The task |
Set the listing down again in full, word for word, with the pictures left out.

--- START Data for the task ---

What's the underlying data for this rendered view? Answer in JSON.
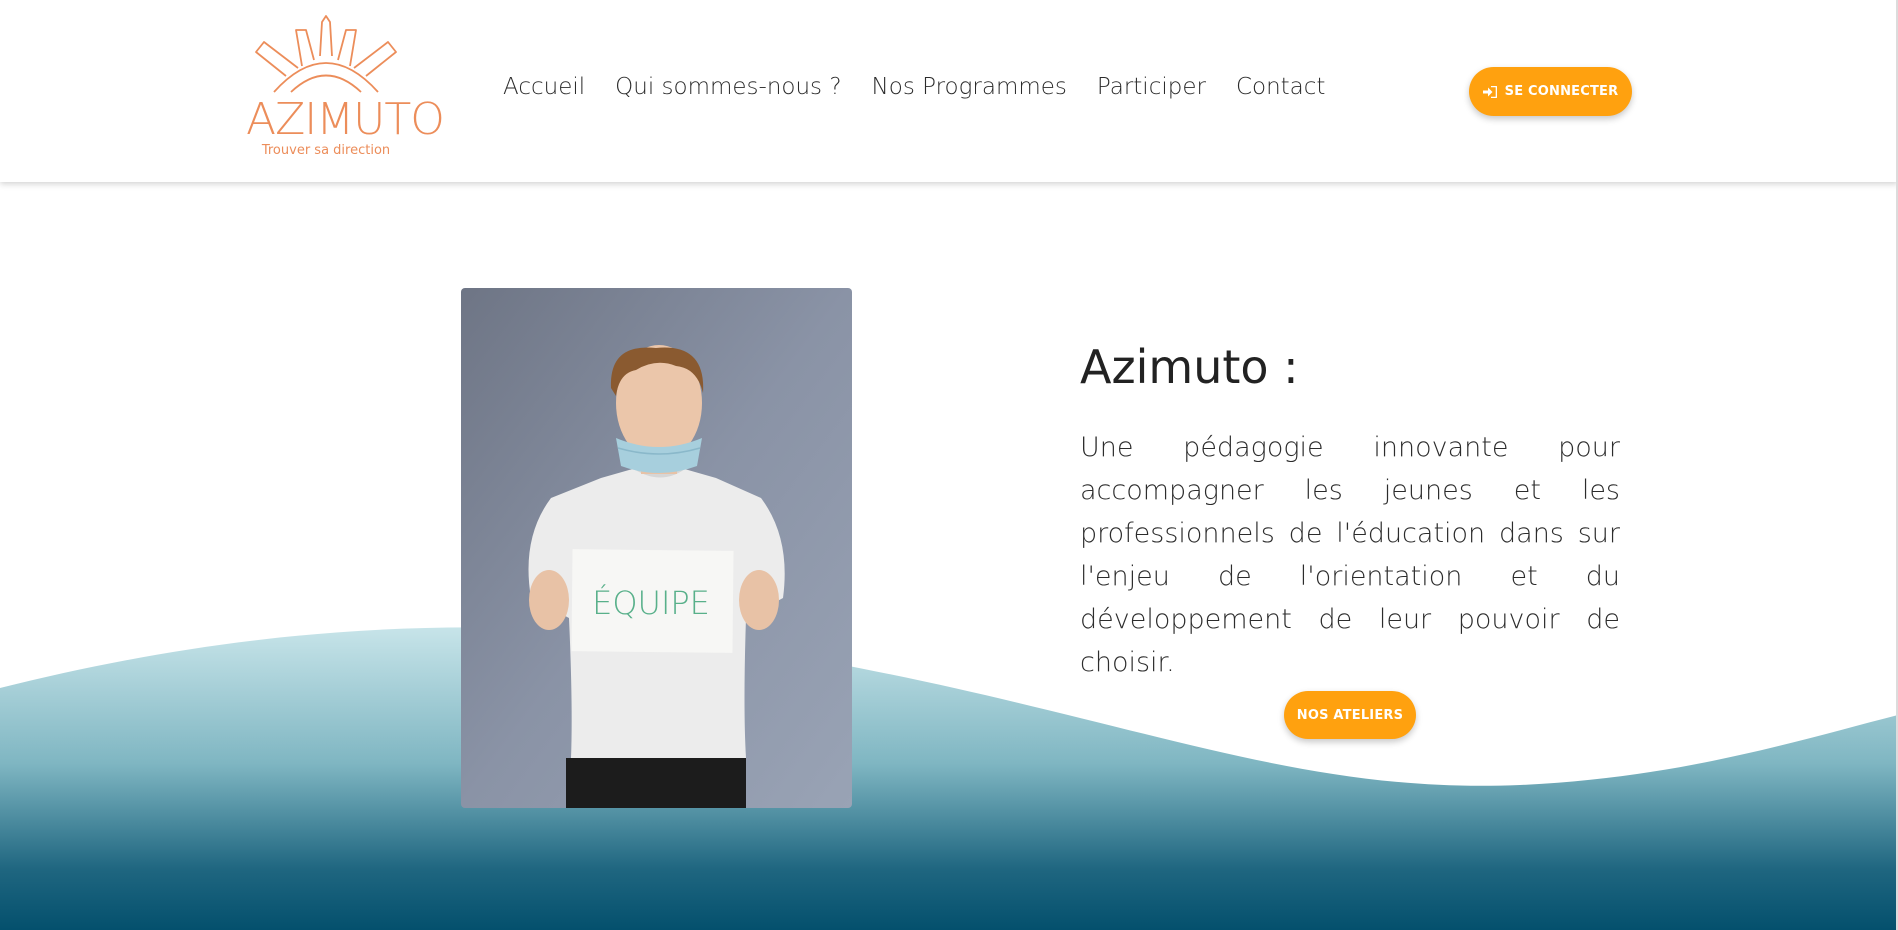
{
  "logo": {
    "name": "AZIMUTO",
    "tagline": "Trouver sa direction"
  },
  "nav": {
    "items": [
      {
        "label": "Accueil"
      },
      {
        "label": "Qui sommes-nous ?"
      },
      {
        "label": "Nos Programmes"
      },
      {
        "label": "Participer"
      },
      {
        "label": "Contact"
      }
    ]
  },
  "header": {
    "login_label": "SE CONNECTER",
    "login_icon": "sign-in-icon"
  },
  "hero": {
    "title": "Azimuto :",
    "description": "Une pédagogie innovante pour accompagner les jeunes et les professionnels de l'éducation dans sur l'enjeu de l'orientation et du développement de leur pouvoir de choisir.",
    "cta_label": "NOS ATELIERS",
    "photo_sign_text": "ÉQUIPE"
  },
  "colors": {
    "accent": "#ffa10f",
    "logo": "#ec8d5a",
    "wave_top": "#c7e4e9",
    "wave_bottom": "#04506d"
  }
}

--- END Data for the task ---

Worked answer |
What's the underlying data for this rendered view? Answer in JSON.
{
  "logo": {
    "name": "AZIMUTO",
    "tagline": "Trouver sa direction"
  },
  "nav": {
    "items": [
      {
        "label": "Accueil"
      },
      {
        "label": "Qui sommes-nous ?"
      },
      {
        "label": "Nos Programmes"
      },
      {
        "label": "Participer"
      },
      {
        "label": "Contact"
      }
    ]
  },
  "header": {
    "login_label": "SE CONNECTER",
    "login_icon": "sign-in-icon"
  },
  "hero": {
    "title": "Azimuto :",
    "description": "Une pédagogie innovante pour accompagner les jeunes et les professionnels de l'éducation dans sur l'enjeu de l'orientation et du développement de leur pouvoir de choisir.",
    "cta_label": "NOS ATELIERS",
    "photo_sign_text": "ÉQUIPE"
  },
  "colors": {
    "accent": "#ffa10f",
    "logo": "#ec8d5a",
    "wave_top": "#c7e4e9",
    "wave_bottom": "#04506d"
  }
}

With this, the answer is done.